§ **WRITTEN REQUEST**:
Pick out every line in the data below that holds "Функционирование".

(Data entries)

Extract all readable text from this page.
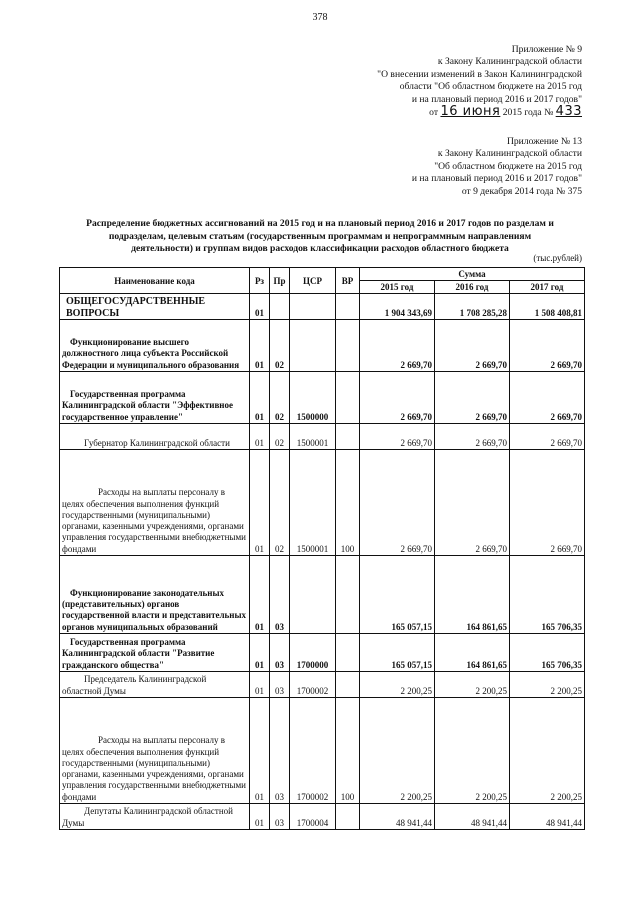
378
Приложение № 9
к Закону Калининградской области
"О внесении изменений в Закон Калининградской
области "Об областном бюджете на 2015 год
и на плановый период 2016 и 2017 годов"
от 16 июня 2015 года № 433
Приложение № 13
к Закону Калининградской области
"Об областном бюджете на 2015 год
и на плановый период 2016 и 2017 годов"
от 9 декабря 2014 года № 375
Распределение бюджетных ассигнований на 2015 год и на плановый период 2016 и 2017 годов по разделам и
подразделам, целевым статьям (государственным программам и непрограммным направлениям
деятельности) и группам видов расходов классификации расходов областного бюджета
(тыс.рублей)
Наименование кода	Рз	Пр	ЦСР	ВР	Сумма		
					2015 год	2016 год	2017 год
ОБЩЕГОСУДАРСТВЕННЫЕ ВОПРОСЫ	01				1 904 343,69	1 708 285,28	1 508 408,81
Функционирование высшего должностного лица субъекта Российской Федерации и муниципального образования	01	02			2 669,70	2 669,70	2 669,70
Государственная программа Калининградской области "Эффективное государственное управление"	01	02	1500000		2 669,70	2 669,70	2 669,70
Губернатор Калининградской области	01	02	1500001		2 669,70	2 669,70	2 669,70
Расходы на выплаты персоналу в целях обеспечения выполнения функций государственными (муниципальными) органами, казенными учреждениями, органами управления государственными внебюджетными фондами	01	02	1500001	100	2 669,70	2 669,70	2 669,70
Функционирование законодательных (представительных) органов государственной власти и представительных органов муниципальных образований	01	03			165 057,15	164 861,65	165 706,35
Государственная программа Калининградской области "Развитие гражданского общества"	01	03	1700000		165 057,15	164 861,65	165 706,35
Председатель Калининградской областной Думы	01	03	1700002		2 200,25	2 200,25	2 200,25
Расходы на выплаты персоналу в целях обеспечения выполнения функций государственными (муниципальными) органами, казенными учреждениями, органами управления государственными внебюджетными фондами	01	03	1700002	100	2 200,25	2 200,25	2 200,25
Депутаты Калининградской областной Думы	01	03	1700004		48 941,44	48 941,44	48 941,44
...
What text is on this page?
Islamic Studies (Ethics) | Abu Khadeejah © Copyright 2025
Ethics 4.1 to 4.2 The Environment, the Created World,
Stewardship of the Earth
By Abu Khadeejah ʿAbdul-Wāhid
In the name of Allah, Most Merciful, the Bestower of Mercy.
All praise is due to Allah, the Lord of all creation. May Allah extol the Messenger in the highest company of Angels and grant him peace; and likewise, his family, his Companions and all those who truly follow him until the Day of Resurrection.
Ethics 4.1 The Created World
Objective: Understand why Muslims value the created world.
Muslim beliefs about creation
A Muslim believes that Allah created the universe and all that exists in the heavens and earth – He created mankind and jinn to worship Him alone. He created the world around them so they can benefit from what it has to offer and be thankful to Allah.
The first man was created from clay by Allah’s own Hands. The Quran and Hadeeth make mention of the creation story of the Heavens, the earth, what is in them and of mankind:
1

§ **RESULT OF THIS EXERCISE**:
Функционирование высшего должностного лица субъекта Российской Федерации и муниципального образования	01	02			2 669,70	2 669,70	2 669,70
Функционирование законодательных (представительных) органов государственной власти и представительных органов муниципальных образований	01	03			165 057,15	164 861,65	165 706,35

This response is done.